Problem: Please output the lines shown below exactly as they appear.

(Collection entries)
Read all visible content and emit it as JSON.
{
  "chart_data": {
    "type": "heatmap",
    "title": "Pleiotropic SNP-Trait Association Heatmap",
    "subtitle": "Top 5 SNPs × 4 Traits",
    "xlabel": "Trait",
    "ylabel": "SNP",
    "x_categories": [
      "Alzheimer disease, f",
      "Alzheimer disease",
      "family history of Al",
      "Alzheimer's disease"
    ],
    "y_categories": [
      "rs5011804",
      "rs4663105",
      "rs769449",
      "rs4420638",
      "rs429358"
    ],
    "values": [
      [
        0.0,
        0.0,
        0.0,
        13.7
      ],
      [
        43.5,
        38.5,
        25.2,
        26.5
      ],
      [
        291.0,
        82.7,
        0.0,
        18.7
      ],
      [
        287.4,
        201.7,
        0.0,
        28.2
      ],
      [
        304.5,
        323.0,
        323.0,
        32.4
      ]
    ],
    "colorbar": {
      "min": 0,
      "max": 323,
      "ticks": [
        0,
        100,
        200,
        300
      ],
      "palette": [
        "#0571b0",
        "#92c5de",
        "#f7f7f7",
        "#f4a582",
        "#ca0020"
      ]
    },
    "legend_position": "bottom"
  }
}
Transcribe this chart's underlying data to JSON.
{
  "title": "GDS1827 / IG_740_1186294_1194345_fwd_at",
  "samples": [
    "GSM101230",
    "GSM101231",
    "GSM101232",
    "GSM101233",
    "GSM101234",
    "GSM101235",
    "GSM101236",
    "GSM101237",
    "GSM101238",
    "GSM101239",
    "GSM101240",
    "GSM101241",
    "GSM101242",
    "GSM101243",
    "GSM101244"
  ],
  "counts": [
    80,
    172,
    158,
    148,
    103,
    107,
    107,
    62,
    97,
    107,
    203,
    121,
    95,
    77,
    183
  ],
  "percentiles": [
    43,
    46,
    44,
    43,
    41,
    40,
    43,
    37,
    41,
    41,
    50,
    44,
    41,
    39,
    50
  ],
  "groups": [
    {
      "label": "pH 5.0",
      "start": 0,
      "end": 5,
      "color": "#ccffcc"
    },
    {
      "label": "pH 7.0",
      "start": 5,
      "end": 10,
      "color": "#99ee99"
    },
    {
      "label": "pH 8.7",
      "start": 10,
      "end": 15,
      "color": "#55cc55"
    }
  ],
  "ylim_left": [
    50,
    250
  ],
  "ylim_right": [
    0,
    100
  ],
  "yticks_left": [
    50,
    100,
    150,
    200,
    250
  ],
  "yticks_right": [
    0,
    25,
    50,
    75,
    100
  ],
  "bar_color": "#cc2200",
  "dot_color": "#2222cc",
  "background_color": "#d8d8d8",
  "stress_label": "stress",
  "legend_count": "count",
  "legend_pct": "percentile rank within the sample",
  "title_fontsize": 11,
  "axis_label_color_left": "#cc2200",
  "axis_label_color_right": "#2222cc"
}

Task response:
Read all visible content and emit it as JSON.
{
  "chart_data": {
    "type": "heatmap",
    "title": "Pleiotropic SNP-Trait Association Heatmap",
    "subtitle": "Top 5 SNPs × 4 Traits",
    "xlabel": "Trait",
    "ylabel": "SNP",
    "x_categories": [
      "Alzheimer disease, f",
      "Alzheimer disease",
      "family history of Al",
      "Alzheimer's disease"
    ],
    "y_categories": [
      "rs5011804",
      "rs4663105",
      "rs769449",
      "rs4420638",
      "rs429358"
    ],
    "values": [
      [
        0.0,
        0.0,
        0.0,
        13.7
      ],
      [
        43.5,
        38.5,
        25.2,
        26.5
      ],
      [
        291.0,
        82.7,
        0.0,
        18.7
      ],
      [
        287.4,
        201.7,
        0.0,
        28.2
      ],
      [
        304.5,
        323.0,
        323.0,
        32.4
      ]
    ],
    "colorbar": {
      "min": 0,
      "max": 323,
      "ticks": [
        0,
        100,
        200,
        300
      ],
      "palette": [
        "#0571b0",
        "#92c5de",
        "#f7f7f7",
        "#f4a582",
        "#ca0020"
      ]
    },
    "legend_position": "bottom"
  }
}
Transcribe this chart's underlying data to JSON.
{
  "title": "GDS1827 / IG_740_1186294_1194345_fwd_at",
  "samples": [
    "GSM101230",
    "GSM101231",
    "GSM101232",
    "GSM101233",
    "GSM101234",
    "GSM101235",
    "GSM101236",
    "GSM101237",
    "GSM101238",
    "GSM101239",
    "GSM101240",
    "GSM101241",
    "GSM101242",
    "GSM101243",
    "GSM101244"
  ],
  "counts": [
    80,
    172,
    158,
    148,
    103,
    107,
    107,
    62,
    97,
    107,
    203,
    121,
    95,
    77,
    183
  ],
  "percentiles": [
    43,
    46,
    44,
    43,
    41,
    40,
    43,
    37,
    41,
    41,
    50,
    44,
    41,
    39,
    50
  ],
  "groups": [
    {
      "label": "pH 5.0",
      "start": 0,
      "end": 5,
      "color": "#ccffcc"
    },
    {
      "label": "pH 7.0",
      "start": 5,
      "end": 10,
      "color": "#99ee99"
    },
    {
      "label": "pH 8.7",
      "start": 10,
      "end": 15,
      "color": "#55cc55"
    }
  ],
  "ylim_left": [
    50,
    250
  ],
  "ylim_right": [
    0,
    100
  ],
  "yticks_left": [
    50,
    100,
    150,
    200,
    250
  ],
  "yticks_right": [
    0,
    25,
    50,
    75,
    100
  ],
  "bar_color": "#cc2200",
  "dot_color": "#2222cc",
  "background_color": "#d8d8d8",
  "stress_label": "stress",
  "legend_count": "count",
  "legend_pct": "percentile rank within the sample",
  "title_fontsize": 11,
  "axis_label_color_left": "#cc2200",
  "axis_label_color_right": "#2222cc"
}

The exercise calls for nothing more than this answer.